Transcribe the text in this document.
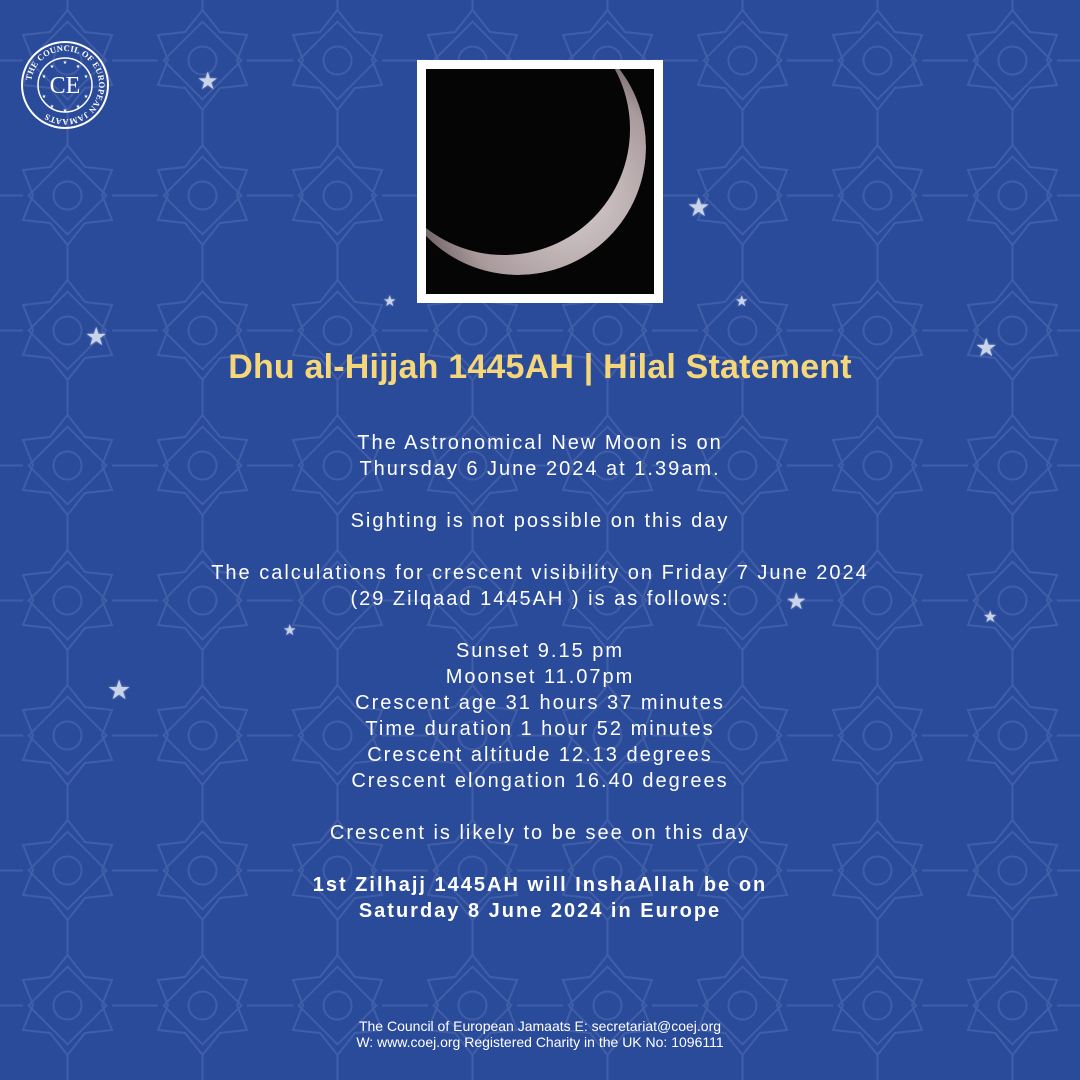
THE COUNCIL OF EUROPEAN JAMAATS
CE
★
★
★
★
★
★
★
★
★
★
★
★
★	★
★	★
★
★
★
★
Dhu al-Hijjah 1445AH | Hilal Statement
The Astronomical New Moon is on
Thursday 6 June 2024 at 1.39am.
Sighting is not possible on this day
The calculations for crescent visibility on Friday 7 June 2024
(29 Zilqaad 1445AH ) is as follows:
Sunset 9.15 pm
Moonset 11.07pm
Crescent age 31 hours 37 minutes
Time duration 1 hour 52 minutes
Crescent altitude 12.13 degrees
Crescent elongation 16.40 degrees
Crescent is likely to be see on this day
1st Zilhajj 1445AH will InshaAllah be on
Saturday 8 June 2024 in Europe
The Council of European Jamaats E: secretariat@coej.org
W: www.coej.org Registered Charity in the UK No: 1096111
■ ■ ■
▶ Task objective:
Copy each line in the data that holds the word "coej".

▶ Reply:
The Council of European Jamaats E: secretariat@coej.org
W: www.coej.org Registered Charity in the UK No: 1096111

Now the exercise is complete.